***** Provided data

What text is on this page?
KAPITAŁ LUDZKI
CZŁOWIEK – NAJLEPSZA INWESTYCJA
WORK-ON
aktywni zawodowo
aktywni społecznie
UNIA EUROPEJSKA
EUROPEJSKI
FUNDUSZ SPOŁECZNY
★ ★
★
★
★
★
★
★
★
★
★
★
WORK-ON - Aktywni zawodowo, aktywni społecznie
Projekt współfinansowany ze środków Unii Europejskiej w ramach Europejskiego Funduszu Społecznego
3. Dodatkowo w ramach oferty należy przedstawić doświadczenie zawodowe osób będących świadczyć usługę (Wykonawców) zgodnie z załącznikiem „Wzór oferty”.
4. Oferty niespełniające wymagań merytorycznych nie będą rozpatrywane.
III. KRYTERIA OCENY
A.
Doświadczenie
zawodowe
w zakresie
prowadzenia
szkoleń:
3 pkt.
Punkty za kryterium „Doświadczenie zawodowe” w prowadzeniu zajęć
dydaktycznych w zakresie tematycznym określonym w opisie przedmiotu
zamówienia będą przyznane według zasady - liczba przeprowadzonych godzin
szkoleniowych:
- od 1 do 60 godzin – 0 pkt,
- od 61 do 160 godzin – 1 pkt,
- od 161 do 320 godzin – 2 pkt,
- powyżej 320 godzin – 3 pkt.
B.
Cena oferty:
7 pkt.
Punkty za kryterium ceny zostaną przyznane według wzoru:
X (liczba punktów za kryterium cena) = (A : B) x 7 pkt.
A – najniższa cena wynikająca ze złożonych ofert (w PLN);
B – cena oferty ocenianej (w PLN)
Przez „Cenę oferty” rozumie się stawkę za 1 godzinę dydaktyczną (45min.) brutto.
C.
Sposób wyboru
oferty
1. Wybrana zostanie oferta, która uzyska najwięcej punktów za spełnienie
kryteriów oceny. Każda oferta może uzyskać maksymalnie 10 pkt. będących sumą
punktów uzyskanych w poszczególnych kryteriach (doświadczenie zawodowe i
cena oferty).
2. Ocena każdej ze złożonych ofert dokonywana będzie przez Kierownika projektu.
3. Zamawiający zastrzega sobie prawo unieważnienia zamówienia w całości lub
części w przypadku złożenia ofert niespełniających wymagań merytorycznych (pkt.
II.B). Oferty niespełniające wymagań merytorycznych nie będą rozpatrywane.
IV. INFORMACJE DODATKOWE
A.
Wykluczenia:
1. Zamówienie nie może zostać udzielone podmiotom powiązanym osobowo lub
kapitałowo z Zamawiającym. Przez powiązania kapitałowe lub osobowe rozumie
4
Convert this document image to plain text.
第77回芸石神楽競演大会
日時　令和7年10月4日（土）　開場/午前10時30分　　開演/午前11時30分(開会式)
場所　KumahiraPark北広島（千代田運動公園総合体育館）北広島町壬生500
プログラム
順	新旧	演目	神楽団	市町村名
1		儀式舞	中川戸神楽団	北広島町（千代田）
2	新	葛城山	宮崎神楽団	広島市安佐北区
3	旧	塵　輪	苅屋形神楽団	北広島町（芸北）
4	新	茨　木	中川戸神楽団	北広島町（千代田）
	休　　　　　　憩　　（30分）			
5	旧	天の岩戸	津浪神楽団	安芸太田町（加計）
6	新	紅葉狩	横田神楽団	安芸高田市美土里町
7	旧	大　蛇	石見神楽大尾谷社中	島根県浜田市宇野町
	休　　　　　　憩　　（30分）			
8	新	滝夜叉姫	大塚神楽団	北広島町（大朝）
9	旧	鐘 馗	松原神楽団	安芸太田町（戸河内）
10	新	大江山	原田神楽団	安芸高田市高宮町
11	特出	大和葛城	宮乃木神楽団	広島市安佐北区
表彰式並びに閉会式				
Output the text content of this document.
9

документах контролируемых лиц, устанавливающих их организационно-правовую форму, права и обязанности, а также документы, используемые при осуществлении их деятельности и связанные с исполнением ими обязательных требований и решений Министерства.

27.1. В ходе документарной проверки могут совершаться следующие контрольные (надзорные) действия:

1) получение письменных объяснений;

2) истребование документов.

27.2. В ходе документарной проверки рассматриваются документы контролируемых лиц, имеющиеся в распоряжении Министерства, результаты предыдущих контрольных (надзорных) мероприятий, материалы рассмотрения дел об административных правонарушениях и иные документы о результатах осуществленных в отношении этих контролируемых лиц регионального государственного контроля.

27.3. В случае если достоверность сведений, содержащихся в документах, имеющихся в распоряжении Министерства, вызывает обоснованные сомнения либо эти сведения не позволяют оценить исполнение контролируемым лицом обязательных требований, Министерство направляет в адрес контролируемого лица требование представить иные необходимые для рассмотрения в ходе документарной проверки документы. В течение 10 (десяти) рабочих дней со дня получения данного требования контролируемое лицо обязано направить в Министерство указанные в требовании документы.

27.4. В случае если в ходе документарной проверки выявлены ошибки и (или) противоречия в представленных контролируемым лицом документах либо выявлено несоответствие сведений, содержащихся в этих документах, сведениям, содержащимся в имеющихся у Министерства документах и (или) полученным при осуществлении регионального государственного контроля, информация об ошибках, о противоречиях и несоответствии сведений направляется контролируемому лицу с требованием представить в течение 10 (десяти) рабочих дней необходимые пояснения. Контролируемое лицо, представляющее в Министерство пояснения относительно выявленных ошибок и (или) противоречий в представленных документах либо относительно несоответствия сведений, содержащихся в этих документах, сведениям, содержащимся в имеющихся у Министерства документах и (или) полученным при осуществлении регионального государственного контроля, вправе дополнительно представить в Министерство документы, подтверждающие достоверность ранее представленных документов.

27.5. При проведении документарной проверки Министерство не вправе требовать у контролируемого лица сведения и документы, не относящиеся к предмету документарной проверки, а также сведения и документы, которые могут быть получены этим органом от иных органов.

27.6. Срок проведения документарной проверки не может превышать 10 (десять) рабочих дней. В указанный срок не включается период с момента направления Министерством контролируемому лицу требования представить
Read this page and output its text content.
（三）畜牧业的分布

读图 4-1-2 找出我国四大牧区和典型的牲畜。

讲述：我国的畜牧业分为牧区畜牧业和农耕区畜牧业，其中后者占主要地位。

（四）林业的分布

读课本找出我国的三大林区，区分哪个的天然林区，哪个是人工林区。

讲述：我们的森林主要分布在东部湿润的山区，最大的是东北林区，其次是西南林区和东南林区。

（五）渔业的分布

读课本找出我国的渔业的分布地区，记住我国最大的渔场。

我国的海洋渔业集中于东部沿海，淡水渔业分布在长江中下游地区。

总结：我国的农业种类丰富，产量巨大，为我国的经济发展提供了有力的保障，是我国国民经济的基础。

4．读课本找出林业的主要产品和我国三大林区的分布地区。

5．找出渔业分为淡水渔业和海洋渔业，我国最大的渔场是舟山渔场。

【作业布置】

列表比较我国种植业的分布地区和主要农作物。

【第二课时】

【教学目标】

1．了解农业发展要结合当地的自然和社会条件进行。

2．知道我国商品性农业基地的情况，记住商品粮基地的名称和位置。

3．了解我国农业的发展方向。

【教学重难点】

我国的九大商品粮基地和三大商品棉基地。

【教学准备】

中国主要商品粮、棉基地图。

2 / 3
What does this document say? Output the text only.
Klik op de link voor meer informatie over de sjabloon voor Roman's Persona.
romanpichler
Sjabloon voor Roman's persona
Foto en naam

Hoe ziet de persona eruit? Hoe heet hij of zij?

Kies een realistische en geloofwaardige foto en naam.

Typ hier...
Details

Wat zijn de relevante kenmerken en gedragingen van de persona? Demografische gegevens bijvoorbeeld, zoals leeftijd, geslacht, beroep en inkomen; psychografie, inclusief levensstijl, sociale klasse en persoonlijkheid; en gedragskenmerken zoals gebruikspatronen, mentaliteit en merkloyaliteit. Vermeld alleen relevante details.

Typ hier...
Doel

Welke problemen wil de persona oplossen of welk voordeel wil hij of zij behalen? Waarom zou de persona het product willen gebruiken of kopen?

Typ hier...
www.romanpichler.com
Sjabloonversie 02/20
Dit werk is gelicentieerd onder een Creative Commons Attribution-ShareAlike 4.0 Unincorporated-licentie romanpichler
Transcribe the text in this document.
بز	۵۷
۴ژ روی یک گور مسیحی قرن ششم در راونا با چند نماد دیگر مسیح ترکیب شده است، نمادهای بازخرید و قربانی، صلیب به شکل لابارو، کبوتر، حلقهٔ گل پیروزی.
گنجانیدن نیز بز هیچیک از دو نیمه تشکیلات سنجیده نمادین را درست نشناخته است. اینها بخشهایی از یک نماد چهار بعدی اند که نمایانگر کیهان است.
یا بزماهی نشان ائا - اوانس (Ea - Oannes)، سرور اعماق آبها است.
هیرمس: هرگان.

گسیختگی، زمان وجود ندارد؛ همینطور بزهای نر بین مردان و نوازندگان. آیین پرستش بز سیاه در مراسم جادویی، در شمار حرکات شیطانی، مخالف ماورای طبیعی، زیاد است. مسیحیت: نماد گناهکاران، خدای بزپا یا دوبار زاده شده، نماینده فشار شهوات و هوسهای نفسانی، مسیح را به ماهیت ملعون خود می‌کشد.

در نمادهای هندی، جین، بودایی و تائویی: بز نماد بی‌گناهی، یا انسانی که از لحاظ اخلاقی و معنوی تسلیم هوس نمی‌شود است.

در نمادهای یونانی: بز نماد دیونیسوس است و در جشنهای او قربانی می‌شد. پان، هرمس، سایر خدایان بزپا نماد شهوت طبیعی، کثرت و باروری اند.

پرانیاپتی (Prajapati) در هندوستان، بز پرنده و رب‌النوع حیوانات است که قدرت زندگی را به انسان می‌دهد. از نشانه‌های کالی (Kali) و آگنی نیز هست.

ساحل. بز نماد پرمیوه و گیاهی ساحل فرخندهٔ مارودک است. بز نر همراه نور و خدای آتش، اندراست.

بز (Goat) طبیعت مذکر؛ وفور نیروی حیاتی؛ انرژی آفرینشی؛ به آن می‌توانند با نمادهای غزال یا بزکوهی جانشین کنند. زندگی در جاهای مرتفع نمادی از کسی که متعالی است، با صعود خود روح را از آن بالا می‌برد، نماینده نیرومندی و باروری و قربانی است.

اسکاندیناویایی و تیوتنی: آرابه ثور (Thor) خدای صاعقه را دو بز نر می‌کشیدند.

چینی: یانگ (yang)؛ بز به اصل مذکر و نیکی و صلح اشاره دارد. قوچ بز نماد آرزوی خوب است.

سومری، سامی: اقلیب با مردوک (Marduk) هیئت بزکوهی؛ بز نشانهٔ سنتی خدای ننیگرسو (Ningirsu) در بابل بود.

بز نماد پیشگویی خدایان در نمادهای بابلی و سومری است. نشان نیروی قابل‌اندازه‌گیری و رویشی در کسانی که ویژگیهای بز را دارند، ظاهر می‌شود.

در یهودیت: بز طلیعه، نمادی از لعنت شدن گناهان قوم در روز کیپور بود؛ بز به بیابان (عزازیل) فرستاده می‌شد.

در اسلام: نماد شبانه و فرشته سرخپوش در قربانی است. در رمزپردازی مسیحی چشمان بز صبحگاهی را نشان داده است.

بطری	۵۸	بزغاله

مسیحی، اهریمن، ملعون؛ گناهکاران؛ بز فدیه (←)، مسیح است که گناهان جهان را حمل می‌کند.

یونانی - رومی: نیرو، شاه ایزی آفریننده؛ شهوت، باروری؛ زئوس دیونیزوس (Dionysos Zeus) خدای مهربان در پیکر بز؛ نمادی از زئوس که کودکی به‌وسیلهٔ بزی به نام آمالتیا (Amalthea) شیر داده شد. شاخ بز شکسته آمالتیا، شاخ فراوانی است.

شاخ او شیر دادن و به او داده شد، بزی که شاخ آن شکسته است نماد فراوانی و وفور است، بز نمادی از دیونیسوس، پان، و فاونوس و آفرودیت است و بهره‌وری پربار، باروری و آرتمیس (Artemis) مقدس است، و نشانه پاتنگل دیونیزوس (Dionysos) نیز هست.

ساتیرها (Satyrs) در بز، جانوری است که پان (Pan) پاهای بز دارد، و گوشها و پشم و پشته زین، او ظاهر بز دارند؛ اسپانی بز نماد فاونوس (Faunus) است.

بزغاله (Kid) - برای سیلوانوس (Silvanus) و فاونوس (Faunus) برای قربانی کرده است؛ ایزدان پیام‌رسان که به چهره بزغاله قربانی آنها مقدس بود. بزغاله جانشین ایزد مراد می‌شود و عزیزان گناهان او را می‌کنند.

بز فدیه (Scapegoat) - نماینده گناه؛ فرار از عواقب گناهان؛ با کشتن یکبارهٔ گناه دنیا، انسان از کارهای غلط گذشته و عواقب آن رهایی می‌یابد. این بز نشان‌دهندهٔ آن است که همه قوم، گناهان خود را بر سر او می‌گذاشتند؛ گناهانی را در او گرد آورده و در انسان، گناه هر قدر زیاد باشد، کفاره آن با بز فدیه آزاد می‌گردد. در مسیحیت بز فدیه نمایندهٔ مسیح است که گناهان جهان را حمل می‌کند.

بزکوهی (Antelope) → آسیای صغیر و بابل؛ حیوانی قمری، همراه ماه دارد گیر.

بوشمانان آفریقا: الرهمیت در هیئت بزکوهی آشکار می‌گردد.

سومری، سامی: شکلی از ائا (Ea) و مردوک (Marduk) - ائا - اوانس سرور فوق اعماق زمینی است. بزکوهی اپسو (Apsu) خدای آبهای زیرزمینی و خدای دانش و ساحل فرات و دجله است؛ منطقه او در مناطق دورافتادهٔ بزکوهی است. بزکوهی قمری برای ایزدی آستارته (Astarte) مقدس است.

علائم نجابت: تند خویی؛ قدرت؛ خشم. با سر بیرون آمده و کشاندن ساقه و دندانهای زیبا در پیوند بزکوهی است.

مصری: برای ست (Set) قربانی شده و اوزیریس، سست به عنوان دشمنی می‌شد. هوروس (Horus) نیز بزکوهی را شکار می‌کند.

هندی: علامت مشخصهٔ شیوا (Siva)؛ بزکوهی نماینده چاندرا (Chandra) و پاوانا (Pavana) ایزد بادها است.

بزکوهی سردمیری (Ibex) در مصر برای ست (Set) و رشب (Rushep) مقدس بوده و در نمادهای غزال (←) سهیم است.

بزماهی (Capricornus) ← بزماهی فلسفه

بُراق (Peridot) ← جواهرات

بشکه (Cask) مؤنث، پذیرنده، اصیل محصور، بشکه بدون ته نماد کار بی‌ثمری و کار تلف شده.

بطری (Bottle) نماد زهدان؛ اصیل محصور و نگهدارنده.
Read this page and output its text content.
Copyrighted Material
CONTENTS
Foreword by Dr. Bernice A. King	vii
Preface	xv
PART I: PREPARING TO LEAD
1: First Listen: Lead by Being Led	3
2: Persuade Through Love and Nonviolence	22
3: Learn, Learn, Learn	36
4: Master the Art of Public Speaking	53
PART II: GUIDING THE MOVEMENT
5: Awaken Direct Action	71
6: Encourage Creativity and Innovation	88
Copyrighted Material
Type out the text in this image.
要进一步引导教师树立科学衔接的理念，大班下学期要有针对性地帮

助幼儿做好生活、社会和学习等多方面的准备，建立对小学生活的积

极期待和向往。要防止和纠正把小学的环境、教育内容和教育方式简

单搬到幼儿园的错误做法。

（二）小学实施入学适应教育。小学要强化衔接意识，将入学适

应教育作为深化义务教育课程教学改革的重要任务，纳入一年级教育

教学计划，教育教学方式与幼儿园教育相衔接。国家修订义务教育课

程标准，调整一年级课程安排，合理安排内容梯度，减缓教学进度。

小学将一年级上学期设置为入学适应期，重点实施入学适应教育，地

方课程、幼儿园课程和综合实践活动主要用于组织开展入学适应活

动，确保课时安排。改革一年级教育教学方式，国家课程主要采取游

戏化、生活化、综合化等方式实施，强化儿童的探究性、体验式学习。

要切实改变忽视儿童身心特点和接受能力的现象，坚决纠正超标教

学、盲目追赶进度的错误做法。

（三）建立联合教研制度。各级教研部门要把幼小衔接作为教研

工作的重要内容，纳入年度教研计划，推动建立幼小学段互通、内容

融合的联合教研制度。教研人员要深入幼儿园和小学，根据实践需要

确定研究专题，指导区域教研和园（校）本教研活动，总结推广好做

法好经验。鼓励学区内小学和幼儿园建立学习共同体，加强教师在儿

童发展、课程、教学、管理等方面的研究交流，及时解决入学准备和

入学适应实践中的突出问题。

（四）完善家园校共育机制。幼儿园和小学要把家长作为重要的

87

**********

* **Required task**: Every line holding "могут" should be copied out.

* **Result**:
27.1. В ходе документарной проверки могут совершаться следующие контрольные (надзорные) действия:
27.5. При проведении документарной проверки Министерство не вправе требовать у контролируемого лица сведения и документы, не относящиеся к предмету документарной проверки, а также сведения и документы, которые могут быть получены этим органом от иных органов.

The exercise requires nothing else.